* Tugas A
Sebutkan jumlah murid di setiap kelas sekolah Matias menurut catatan tentang kampung Haya di pinggir Sungai Mamberamo.
* Tugas B
Teruskan catatan tentang kampung Haya di pinggir Sungai Mamberamo setelah kalimat terakhirnya.

Wednesday, October 14, 2009

Sepenggal Catatan Dari Pinggir Sungai Mamberamo ( Bagian 1 )



Sebulan lebih kami tinggal di kampung Haya Distrik Roufaer Kabupaten Mamberamo Raya. Ada sejumlah hal yang kami lihat, tetapi juga tidak sedikit cerita yang kami dengar dari masyarakat di sana, untuk itu kami coba lukiskan, dan biarlah kalian menilainya….

Laporan : Alberth Yomo

“Pak Guru ada pergi ke Dabra, jadi kita tidak sekolah. Nanti kalo Pak guru ada, baru kami sekolah,” ungkap Matias Kuasra, salah satu murid sekolah dasar Inpres Kampung Haya. Usia Matias diperkirakan sekitar 14 atau 15 tahun, namun pada usia tersebut, Matias baru tercatat sebagai murid kelas 3 SD. Matias sendiri juga tidak mengetahui, kapan ia di lahirkan oleh Ibunya, sehingga kami hanya bisa menduga usianya.

Ternyata bukan hanya Matias yang tidak mengetahui tahun kelahirannya, Ayah Matias sendiripun tidak mengingatnya, bahkan tahun kelahirannya sendiri tidak diketahuinya. Kondisi ini tidak hanya dijumpai pada keluarga Matias, tetapi hampir 80 persen masyarakat di kampung itu tidak mengingat kapan ia hadir ke bumi.

Kondisi tersebut mengingatkan saya pada data pemilih yang dikeluarkan KPUD Kabupaten Mamberamo Raya tahun 2009, yang mana hampir 80 persen pemilih di Kabupaten Mamberamo Raya yang terdaftar pada pemilu 2009 lalu, memiliki waktu kelahiran yang sama, baik tanggalnya, bulannya maupun tahunnya. Anehnya lagi, meski para pemilih itu mempunyai tanggal, bulan dan tahun lahir yang sama, namun usianya beda-beda, hahahaha. ….?

Terlepas dari persoalan akte kelahiran yang mungkin akan menjadi PR Dinas Kependudukan dan Catatan Sipil, kami kembali dulu ke sekolahnya Matias. Terdapat 4 kelas di sekolahnya Matias ( Kelas 1 sampai kelas 4 ). Ada 31 murid kelas 1, 12 murid kelas 2, 10 murid kelas 3 dan 1 murid kelas 4. Hanya 4 kelas, jadi kalau ada yang lulus kelas 4 dan ingin melanjutkan sekolahnya, maka siap-siap meninggalkan kampung ke Ibukota Distrik atau Ibukota Kabupaten.

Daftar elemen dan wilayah

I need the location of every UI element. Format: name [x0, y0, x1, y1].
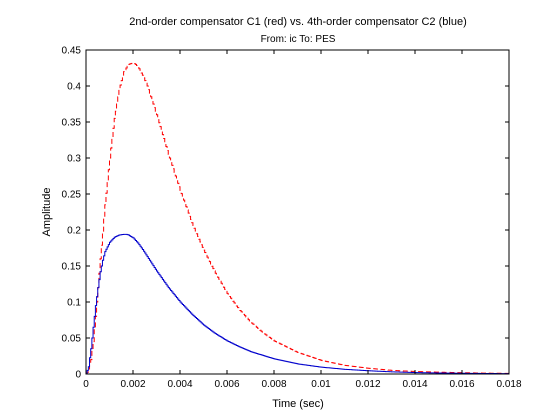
x-tick-label: 0.018 [496, 379, 521, 390]
x-tick-label: 0 [83, 379, 89, 390]
x-tick-label: 0.002 [120, 379, 145, 390]
chart-title: 2nd-order compensator C1 (red) vs. 4th-o… [129, 16, 466, 28]
y-tick-label: 0.15 [62, 262, 82, 273]
y-tick-label: 0.4 [67, 82, 81, 93]
y-tick-label: 0.35 [62, 118, 82, 129]
y-tick-label: 0.05 [62, 334, 82, 345]
y-axis-ticks: 0 0.05 0.1 0.15 0.2 0.25 0.3 0.35 0.4 0.45 [62, 46, 509, 381]
x-tick-label: 0.012 [355, 379, 380, 390]
y-tick-label: 0.25 [62, 190, 82, 201]
x-axis-label: Time (sec) [272, 398, 324, 410]
x-tick-label: 0.014 [402, 379, 427, 390]
x-tick-label: 0.008 [261, 379, 286, 390]
x-tick-label: 0.004 [167, 379, 192, 390]
y-tick-label: 0.1 [67, 298, 81, 309]
y-axis-label: Amplitude [41, 188, 53, 237]
y-tick-label: 0.45 [62, 46, 82, 57]
x-axis-ticks: 0 0.002 0.004 0.006 0.008 0.01 0.012 0.014 0.016… [83, 50, 522, 390]
y-tick-label: 0.2 [67, 226, 81, 237]
x-tick-label: 0.016 [449, 379, 474, 390]
series-line-c1-red [86, 62, 510, 375]
series-line-c2-blue [86, 233, 510, 375]
chart-subtitle: From: ic To: PES [261, 34, 336, 45]
plot-frame [85, 49, 510, 375]
y-tick-label: 0.3 [67, 154, 81, 165]
plot-area [86, 50, 509, 374]
x-tick-label: 0.006 [214, 379, 239, 390]
x-tick-label: 0.01 [311, 379, 331, 390]
y-tick-label: 0 [75, 370, 81, 381]
series-layer [86, 62, 510, 375]
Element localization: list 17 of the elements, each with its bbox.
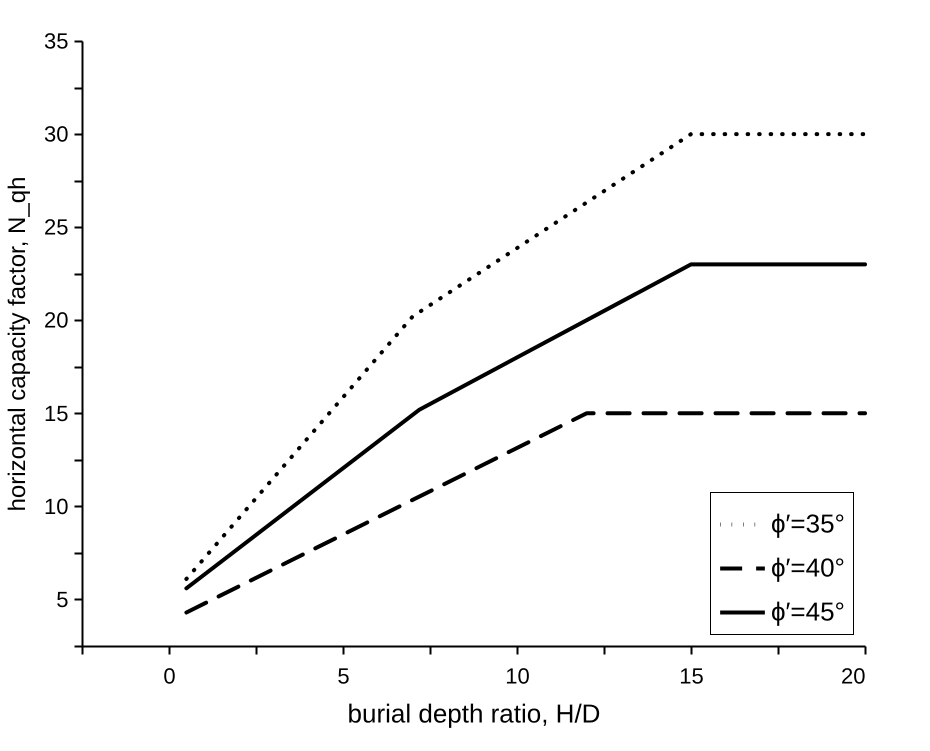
y-tick-label: 10 <box>44 494 68 519</box>
x-axis-title: burial depth ratio, H/D <box>348 698 600 728</box>
y-tick-label: 15 <box>44 400 68 426</box>
x-tick-label: 10 <box>505 664 530 688</box>
y-tick-label: 25 <box>44 214 68 240</box>
legend-label: ϕ′=35° <box>771 508 845 538</box>
legend-label: ϕ′=40° <box>771 552 845 582</box>
y-tick-label: 30 <box>44 122 68 147</box>
x-tick-label: 15 <box>679 664 704 688</box>
x-tick-label: 20 <box>841 664 866 688</box>
y-tick-label: 20 <box>44 308 68 333</box>
y-axis-title: horizontal capacity factor, N_qh <box>4 176 32 512</box>
y-tick-label: 35 <box>44 28 68 54</box>
x-tick-label: 0 <box>163 664 176 688</box>
y-tick-label: 5 <box>56 586 68 612</box>
legend-label: ϕ′=45° <box>771 596 845 626</box>
x-tick-label: 5 <box>337 664 350 688</box>
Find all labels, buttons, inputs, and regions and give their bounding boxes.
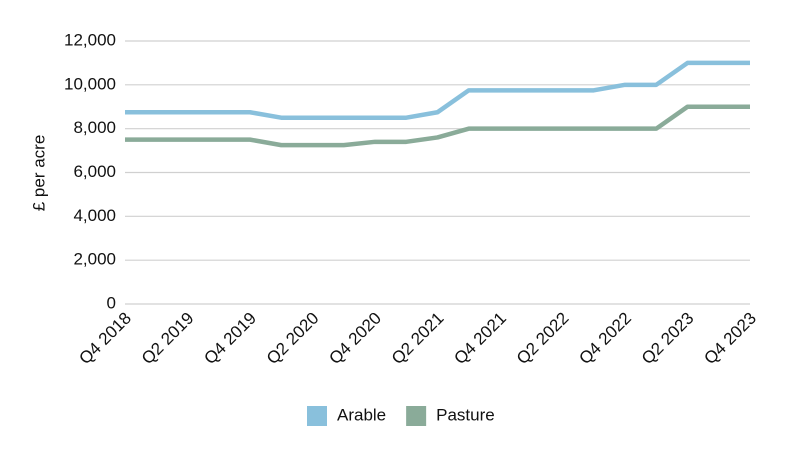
- y-tick-label: 6,000: [73, 162, 116, 181]
- y-tick-label: 4,000: [73, 206, 116, 225]
- y-tick-label: 8,000: [73, 118, 116, 137]
- x-tick-label: Q4 2019: [200, 309, 260, 369]
- y-axis-label: £ per acre: [29, 135, 48, 212]
- line-series: [125, 104, 750, 148]
- y-tick-label: 2,000: [73, 250, 116, 269]
- x-tick-label: Q2 2023: [638, 309, 698, 369]
- x-tick-label: Q4 2022: [575, 309, 635, 369]
- x-tick-label: Q2 2020: [263, 309, 323, 369]
- legend-label: Pasture: [436, 405, 495, 424]
- y-tick-label: 10,000: [64, 74, 116, 93]
- x-tick-label: Q4 2023: [700, 309, 760, 369]
- line-series: [125, 60, 750, 120]
- x-tick-label: Q2 2022: [513, 309, 573, 369]
- y-tick-label: 0: [107, 293, 116, 312]
- x-tick-label: Q4 2020: [325, 309, 385, 369]
- x-tick-label: Q4 2021: [450, 309, 510, 369]
- x-tick-label: Q4 2018: [75, 309, 135, 369]
- y-tick-label: 12,000: [64, 30, 116, 49]
- legend-label: Arable: [337, 405, 386, 424]
- x-tick-label: Q2 2021: [388, 309, 448, 369]
- x-tick-label: Q2 2019: [138, 309, 198, 369]
- legend-swatch: [406, 406, 427, 426]
- legend-swatch: [307, 406, 327, 426]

* Hasil Akhir A
Kelas 1: 31 murid
Kelas 2: 12 murid
Kelas 3: 10 murid
Kelas 4: 1 murid

* Hasil Akhir B
Soal mutu sumber daya manusianya jangan di tanya…berbalik 179 derajat dari anak-anak SD di kota. Lihat saja Matias, untuk membaca tulisan “ Saya Anak Mamberamo”, butuh waktu lebih dari 10 detik, karena Matias masih belajar mengeja huruf. “ Bagaimana anak-anak mau maju, guru saja tinggal di Dabra. Sedangkan guru relawan dari kampung sini, akan bantu mengajar kalau guru dari Dabra itu datang. Jadi anak-anak selalu terlantar berbulan-bulan tidak sekolah,” ujar ayah Matius. Apakah sedih…?

Kondisi ini tidak jauh beda dengan kampung Kustra, Ibukota Distrik Mamberamo Tengah Timur yang dua bulan lalu kami datangi. Meski lebih maju dari sisi infrastruktur pendidikannya, bangunan SD memiliki 8 ruangan, SMP 3 ruangan, namun tenaga pendidiknya tidak ada. Ketika ditempat lain anak-anak pada sekolah, namun anak-anak di kampung Kustra itu kegiatannya tiap hari hanya memegang anak panah dan masuk mencari burung di hutan hingga pulang menjelang malam. ( Bersambung )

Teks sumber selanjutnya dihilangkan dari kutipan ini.